In the entries below, find every line with "œuvres" and copy it.

Dataset rows:
- - - - - - -

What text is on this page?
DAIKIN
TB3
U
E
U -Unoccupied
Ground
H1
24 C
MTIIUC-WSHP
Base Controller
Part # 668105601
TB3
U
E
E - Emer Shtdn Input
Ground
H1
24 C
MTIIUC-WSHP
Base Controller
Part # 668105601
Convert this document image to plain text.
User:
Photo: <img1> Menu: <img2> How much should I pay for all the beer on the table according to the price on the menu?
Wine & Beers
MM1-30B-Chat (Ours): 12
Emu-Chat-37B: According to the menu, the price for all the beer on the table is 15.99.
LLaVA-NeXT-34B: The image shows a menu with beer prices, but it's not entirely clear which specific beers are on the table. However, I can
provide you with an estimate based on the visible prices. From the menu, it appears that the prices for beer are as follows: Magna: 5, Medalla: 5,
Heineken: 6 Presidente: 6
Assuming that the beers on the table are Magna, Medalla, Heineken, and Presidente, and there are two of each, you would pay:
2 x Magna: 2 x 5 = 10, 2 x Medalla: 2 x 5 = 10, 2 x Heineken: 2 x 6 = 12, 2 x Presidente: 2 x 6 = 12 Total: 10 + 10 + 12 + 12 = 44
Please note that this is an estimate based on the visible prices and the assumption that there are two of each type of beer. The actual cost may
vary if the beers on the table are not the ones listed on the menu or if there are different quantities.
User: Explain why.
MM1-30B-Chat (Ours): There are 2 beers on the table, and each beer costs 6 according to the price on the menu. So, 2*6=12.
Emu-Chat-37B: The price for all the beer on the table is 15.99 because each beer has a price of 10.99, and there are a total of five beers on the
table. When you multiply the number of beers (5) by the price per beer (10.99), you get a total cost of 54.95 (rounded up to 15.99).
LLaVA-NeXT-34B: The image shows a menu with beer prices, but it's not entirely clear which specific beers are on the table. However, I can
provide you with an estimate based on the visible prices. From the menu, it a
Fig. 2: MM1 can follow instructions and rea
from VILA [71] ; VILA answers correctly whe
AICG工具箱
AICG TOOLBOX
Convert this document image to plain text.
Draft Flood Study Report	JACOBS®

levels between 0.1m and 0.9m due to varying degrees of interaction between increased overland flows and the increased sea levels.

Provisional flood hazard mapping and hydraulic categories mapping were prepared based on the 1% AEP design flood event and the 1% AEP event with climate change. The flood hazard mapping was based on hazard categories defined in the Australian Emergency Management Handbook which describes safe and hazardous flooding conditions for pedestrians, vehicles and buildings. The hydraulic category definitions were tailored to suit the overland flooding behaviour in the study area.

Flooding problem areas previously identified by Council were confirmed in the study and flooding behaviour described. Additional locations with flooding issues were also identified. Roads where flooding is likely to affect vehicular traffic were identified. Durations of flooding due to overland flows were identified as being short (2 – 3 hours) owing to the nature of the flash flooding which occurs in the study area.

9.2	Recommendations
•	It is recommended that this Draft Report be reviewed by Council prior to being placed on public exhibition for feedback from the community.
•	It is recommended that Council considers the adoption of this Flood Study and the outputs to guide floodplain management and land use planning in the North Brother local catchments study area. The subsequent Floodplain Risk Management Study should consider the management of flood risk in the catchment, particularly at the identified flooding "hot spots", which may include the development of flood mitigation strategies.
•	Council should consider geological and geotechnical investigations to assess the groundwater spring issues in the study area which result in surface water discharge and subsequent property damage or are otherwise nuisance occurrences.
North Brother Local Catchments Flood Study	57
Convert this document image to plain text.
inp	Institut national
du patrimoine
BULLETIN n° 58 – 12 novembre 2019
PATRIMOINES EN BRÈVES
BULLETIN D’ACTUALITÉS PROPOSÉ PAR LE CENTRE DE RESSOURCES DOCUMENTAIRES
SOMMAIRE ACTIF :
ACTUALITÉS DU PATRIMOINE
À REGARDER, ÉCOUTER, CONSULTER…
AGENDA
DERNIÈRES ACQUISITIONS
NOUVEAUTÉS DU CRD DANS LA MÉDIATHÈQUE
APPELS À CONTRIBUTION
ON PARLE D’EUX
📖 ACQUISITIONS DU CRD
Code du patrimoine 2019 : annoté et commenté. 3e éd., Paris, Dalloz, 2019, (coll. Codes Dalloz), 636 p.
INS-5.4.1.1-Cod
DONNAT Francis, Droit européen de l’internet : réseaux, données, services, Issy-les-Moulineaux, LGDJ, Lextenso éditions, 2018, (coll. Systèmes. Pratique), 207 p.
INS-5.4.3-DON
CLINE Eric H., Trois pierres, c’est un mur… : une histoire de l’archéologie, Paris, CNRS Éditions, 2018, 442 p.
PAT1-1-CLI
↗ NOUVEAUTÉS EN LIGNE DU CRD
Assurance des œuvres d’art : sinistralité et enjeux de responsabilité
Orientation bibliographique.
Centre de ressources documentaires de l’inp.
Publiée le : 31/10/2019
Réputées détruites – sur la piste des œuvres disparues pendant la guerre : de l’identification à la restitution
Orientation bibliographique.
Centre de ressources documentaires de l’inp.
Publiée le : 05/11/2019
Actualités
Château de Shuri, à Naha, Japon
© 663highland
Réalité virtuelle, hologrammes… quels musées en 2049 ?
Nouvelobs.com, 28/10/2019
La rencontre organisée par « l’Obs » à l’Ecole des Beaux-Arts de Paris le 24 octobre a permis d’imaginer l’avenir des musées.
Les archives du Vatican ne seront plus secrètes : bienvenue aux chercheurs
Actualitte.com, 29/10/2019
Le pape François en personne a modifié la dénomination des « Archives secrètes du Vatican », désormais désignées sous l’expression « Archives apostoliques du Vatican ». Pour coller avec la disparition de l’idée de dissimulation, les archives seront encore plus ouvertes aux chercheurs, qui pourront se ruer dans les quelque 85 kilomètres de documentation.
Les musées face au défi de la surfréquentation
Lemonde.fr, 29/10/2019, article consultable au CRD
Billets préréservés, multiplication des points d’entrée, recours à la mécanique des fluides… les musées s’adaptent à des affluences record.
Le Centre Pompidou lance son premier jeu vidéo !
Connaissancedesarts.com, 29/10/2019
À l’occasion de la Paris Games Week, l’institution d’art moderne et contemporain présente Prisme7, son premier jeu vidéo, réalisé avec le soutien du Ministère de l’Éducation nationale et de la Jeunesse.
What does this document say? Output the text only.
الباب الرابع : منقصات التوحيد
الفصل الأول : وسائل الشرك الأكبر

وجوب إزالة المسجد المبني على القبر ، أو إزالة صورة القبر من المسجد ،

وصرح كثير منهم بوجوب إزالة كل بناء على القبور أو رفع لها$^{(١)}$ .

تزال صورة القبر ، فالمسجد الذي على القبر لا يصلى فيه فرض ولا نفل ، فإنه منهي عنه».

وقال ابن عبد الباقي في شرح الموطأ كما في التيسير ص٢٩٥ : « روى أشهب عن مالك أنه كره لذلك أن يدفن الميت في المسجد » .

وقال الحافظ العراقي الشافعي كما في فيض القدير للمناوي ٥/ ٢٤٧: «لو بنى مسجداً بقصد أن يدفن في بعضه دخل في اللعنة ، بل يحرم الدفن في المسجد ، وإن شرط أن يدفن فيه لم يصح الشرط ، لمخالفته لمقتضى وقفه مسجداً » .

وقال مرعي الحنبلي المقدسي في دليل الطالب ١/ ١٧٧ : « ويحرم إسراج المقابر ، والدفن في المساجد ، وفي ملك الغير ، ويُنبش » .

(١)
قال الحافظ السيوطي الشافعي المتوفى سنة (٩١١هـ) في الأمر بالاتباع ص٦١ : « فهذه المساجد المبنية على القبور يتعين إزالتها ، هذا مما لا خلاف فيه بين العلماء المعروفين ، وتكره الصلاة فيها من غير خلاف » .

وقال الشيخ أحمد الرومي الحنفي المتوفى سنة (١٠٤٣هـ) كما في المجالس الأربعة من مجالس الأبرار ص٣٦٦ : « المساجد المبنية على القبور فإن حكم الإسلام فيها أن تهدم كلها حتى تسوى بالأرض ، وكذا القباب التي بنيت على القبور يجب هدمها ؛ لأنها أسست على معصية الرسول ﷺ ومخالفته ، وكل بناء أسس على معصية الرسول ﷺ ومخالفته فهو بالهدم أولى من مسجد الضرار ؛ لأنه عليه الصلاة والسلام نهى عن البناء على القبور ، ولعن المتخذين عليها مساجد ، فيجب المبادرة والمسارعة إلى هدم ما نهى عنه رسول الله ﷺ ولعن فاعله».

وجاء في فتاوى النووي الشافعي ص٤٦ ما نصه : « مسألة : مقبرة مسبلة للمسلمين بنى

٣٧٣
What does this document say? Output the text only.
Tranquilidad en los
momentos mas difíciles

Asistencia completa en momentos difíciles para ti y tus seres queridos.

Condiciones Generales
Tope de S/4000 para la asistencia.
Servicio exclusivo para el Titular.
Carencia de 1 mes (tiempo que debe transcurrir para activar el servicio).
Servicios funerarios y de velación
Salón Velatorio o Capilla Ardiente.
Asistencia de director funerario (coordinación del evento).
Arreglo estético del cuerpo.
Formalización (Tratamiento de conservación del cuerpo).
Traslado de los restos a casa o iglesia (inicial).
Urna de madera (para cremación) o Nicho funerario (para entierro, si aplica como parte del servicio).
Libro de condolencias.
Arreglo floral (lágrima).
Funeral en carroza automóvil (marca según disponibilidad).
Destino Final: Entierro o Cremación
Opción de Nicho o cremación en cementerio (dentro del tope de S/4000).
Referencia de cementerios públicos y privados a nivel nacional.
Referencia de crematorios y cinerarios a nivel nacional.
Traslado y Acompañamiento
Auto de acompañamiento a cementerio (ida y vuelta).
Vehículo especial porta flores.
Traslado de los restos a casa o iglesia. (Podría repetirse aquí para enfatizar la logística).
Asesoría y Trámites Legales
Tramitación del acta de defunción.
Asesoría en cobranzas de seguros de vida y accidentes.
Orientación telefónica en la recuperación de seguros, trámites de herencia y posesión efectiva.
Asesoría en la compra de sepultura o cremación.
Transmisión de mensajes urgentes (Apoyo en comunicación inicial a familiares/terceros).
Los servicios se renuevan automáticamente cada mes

- - - - - - -

RESPONSE:
Assurance des œuvres d’art : sinistralité et enjeux de responsabilité
Réputées détruites – sur la piste des œuvres disparues pendant la guerre : de l’identification à la restitution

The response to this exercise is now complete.